Begin RECORD LIST
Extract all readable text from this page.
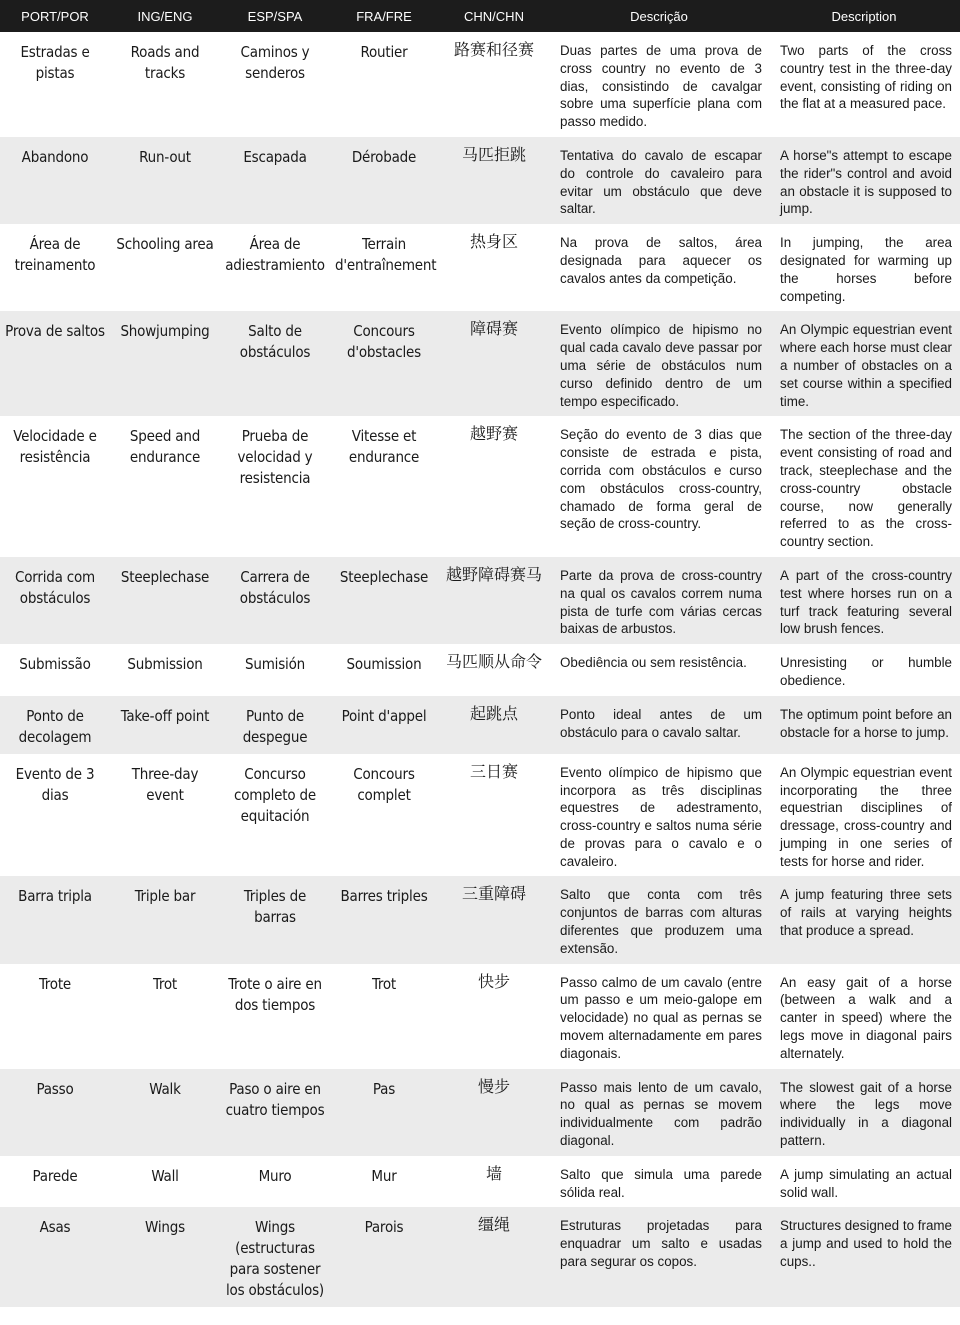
PORT/POR	ING/ENG	ESP/SPA	FRA/FRE	CHN/CHN	Descrição	Description
Estradas e pistas	Roads and tracks	Caminos y senderos	Routier	路赛和径赛	Duas partes de uma prova de cross country no evento de 3 dias, consistindo de cavalgar sobre uma superfície plana com passo medido.	Two parts of the cross country test in the three-day event, consisting of riding on the flat at a measured pace.
Abandono	Run-out	Escapada	Dérobade	马匹拒跳	Tentativa do cavalo de escapar do controle do cavaleiro para evitar um obstáculo que deve saltar.	A horse"s attempt to escape the rider"s control and avoid an obstacle it is supposed to jump.
Área de treinamento	Schooling area	Área de adiestramiento	Terrain d'entraînement	热身区	Na prova de saltos, área designada para aquecer os cavalos antes da competição.	In jumping, the area designated for warming up the horses before competing.
Prova de saltos	Showjumping	Salto de obstáculos	Concours d'obstacles	障碍赛	Evento olímpico de hipismo no qual cada cavalo deve passar por uma série de obstáculos num curso definido dentro de um tempo especificado.	An Olympic equestrian event where each horse must clear a number of obstacles on a set course within a specified time.
Velocidade e resistência	Speed and endurance	Prueba de velocidad y resistencia	Vitesse et endurance	越野赛	Seção do evento de 3 dias que consiste de estrada e pista, corrida com obstáculos e curso com obstáculos cross-country, chamado de forma geral de seção de cross-country.	The section of the three-day event consisting of road and track, steeplechase and the cross-country obstacle course, now generally referred to as the cross-country section.
Corrida com obstáculos	Steeplechase	Carrera de obstáculos	Steeplechase	越野障碍赛马	Parte da prova de cross-country na qual os cavalos correm numa pista de turfe com várias cercas baixas de arbustos.	A part of the cross-country test where horses run on a turf track featuring several low brush fences.
Submissão	Submission	Sumisión	Soumission	马匹顺从命令	Obediência ou sem resistência.	Unresisting or humble obedience.
Ponto de decolagem	Take-off point	Punto de despegue	Point d'appel	起跳点	Ponto ideal antes de um obstáculo para o cavalo saltar.	The optimum point before an obstacle for a horse to jump.
Evento de 3 dias	Three-day event	Concurso completo de equitación	Concours complet	三日赛	Evento olímpico de hipismo que incorpora as três disciplinas equestres de adestramento, cross-country e saltos numa série de provas para o cavalo e o cavaleiro.	An Olympic equestrian event incorporating the three equestrian disciplines of dressage, cross-country and jumping in one series of tests for horse and rider.
Barra tripla	Triple bar	Triples de barras	Barres triples	三重障碍	Salto que conta com três conjuntos de barras com alturas diferentes que produzem uma extensão.	A jump featuring three sets of rails at varying heights that produce a spread.
Trote	Trot	Trote o aire en dos tiempos	Trot	快步	Passo calmo de um cavalo (entre um passo e um meio-galope em velocidade) no qual as pernas se movem alternadamente em pares diagonais.	An easy gait of a horse (between a walk and a canter in speed) where the legs move in diagonal pairs alternately.
Passo	Walk	Paso o aire en cuatro tiempos	Pas	慢步	Passo mais lento de um cavalo, no qual as pernas se movem individualmente com padrão diagonal.	The slowest gait of a horse where the legs move individually in a diagonal pattern.
Parede	Wall	Muro	Mur	墙	Salto que simula uma parede sólida real.	A jump simulating an actual solid wall.
Asas	Wings	Wings (estructuras para sostener los obstáculos)	Parois	缰绳	Estruturas projetadas para enquadrar um salto e usadas para segurar os copos.	Structures designed to frame a jump and used to hold the cups..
End RECORD LIST
● WHAT THIS TASK INVOLVES:
Without the pictures, print the whole listing exactly as given.

● SOLUTION TO THIS TASK:
Extract all readable text from this page.
PORT/POR	ING/ENG	ESP/SPA	FRA/FRE	CHN/CHN	Descrição	Description
Estradas e pistas	Roads and tracks	Caminos y senderos	Routier	路赛和径赛	Duas partes de uma prova de cross country no evento de 3 dias, consistindo de cavalgar sobre uma superfície plana com passo medido.	Two parts of the cross country test in the three-day event, consisting of riding on the flat at a measured pace.
Abandono	Run-out	Escapada	Dérobade	马匹拒跳	Tentativa do cavalo de escapar do controle do cavaleiro para evitar um obstáculo que deve saltar.	A horse"s attempt to escape the rider"s control and avoid an obstacle it is supposed to jump.
Área de treinamento	Schooling area	Área de adiestramiento	Terrain d'entraînement	热身区	Na prova de saltos, área designada para aquecer os cavalos antes da competição.	In jumping, the area designated for warming up the horses before competing.
Prova de saltos	Showjumping	Salto de obstáculos	Concours d'obstacles	障碍赛	Evento olímpico de hipismo no qual cada cavalo deve passar por uma série de obstáculos num curso definido dentro de um tempo especificado.	An Olympic equestrian event where each horse must clear a number of obstacles on a set course within a specified time.
Velocidade e resistência	Speed and endurance	Prueba de velocidad y resistencia	Vitesse et endurance	越野赛	Seção do evento de 3 dias que consiste de estrada e pista, corrida com obstáculos e curso com obstáculos cross-country, chamado de forma geral de seção de cross-country.	The section of the three-day event consisting of road and track, steeplechase and the cross-country obstacle course, now generally referred to as the cross-country section.
Corrida com obstáculos	Steeplechase	Carrera de obstáculos	Steeplechase	越野障碍赛马	Parte da prova de cross-country na qual os cavalos correm numa pista de turfe com várias cercas baixas de arbustos.	A part of the cross-country test where horses run on a turf track featuring several low brush fences.
Submissão	Submission	Sumisión	Soumission	马匹顺从命令	Obediência ou sem resistência.	Unresisting or humble obedience.
Ponto de decolagem	Take-off point	Punto de despegue	Point d'appel	起跳点	Ponto ideal antes de um obstáculo para o cavalo saltar.	The optimum point before an obstacle for a horse to jump.
Evento de 3 dias	Three-day event	Concurso completo de equitación	Concours complet	三日赛	Evento olímpico de hipismo que incorpora as três disciplinas equestres de adestramento, cross-country e saltos numa série de provas para o cavalo e o cavaleiro.	An Olympic equestrian event incorporating the three equestrian disciplines of dressage, cross-country and jumping in one series of tests for horse and rider.
Barra tripla	Triple bar	Triples de barras	Barres triples	三重障碍	Salto que conta com três conjuntos de barras com alturas diferentes que produzem uma extensão.	A jump featuring three sets of rails at varying heights that produce a spread.
Trote	Trot	Trote o aire en dos tiempos	Trot	快步	Passo calmo de um cavalo (entre um passo e um meio-galope em velocidade) no qual as pernas se movem alternadamente em pares diagonais.	An easy gait of a horse (between a walk and a canter in speed) where the legs move in diagonal pairs alternately.
Passo	Walk	Paso o aire en cuatro tiempos	Pas	慢步	Passo mais lento de um cavalo, no qual as pernas se movem individualmente com padrão diagonal.	The slowest gait of a horse where the legs move individually in a diagonal pattern.
Parede	Wall	Muro	Mur	墙	Salto que simula uma parede sólida real.	A jump simulating an actual solid wall.
Asas	Wings	Wings (estructuras para sostener los obstáculos)	Parois	缰绳	Estruturas projetadas para enquadrar um salto e usadas para segurar os copos.	Structures designed to frame a jump and used to hold the cups..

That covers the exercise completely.